[Records about charts and figures]
-- begin --

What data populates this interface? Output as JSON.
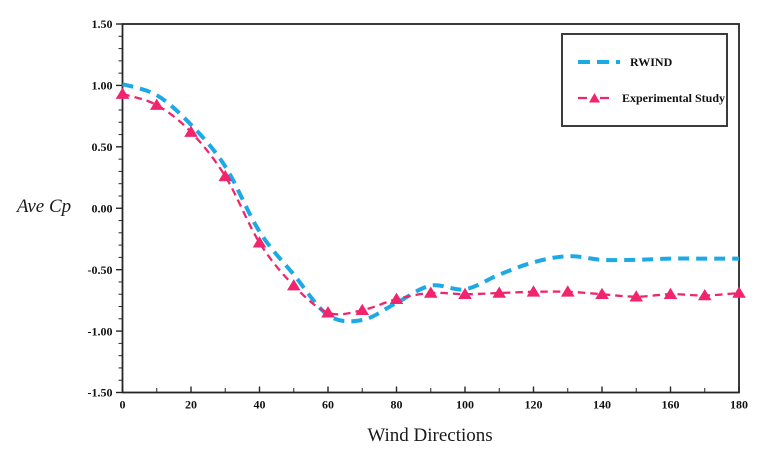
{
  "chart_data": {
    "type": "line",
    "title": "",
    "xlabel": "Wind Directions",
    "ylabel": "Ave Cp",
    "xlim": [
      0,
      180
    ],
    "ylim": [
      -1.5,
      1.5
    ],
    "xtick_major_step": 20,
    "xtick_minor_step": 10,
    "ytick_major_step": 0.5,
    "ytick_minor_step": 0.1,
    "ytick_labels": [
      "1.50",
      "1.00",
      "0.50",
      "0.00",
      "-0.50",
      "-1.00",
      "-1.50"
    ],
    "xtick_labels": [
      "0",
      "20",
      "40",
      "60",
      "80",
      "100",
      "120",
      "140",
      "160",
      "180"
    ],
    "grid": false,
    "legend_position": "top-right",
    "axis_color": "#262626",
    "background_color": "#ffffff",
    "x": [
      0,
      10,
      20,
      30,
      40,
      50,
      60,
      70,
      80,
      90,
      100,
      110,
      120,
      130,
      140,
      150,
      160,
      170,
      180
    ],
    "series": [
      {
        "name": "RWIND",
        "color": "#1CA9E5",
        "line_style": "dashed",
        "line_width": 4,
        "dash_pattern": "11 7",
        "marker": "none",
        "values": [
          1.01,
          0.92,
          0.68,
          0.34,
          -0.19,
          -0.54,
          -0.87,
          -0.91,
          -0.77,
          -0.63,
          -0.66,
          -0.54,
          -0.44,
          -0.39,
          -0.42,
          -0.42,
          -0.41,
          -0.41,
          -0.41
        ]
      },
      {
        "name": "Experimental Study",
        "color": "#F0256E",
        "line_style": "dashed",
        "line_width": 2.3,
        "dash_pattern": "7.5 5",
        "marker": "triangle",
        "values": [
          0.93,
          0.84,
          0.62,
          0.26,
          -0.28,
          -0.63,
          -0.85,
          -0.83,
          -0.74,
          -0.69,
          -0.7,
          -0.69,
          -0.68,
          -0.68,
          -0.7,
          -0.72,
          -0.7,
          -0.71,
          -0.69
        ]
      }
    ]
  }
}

-- end --
-- begin --

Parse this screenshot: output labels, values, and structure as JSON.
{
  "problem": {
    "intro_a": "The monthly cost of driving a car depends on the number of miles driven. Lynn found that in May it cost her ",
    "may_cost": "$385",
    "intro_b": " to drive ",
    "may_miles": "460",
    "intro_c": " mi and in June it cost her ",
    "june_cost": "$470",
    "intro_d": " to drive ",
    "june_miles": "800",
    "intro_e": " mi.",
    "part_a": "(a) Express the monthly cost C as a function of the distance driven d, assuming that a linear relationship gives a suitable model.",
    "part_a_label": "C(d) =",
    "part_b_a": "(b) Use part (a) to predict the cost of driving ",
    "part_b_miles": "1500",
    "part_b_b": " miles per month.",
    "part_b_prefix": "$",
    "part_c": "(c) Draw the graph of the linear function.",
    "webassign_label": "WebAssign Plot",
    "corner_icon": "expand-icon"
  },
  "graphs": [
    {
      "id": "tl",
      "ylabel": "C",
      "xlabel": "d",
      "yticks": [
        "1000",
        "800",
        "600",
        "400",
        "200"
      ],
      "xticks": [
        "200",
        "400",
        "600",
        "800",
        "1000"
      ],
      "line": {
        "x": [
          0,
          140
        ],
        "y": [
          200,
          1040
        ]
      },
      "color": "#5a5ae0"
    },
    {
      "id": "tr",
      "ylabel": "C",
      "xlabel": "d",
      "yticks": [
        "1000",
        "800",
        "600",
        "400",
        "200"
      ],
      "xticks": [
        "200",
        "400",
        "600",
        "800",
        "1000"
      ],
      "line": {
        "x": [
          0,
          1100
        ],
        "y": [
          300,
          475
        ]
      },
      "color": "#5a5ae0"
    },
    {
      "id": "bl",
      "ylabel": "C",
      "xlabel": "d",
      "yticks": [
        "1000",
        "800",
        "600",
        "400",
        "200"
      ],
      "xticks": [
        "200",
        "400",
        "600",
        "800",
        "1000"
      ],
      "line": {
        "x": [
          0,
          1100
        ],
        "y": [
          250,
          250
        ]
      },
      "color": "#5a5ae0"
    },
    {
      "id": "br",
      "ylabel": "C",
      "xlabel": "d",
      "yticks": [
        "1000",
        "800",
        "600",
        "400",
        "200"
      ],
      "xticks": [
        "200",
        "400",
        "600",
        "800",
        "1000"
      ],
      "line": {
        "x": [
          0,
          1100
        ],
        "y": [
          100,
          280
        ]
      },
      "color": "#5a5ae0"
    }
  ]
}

-- end --

*TASK STATEMENT*: Note every line above where the string "this" shows up, and copy those lines.

*REPLY*:
What data populates this interface? Output as JSON.
Parse this screenshot: output labels, values, and structure as JSON.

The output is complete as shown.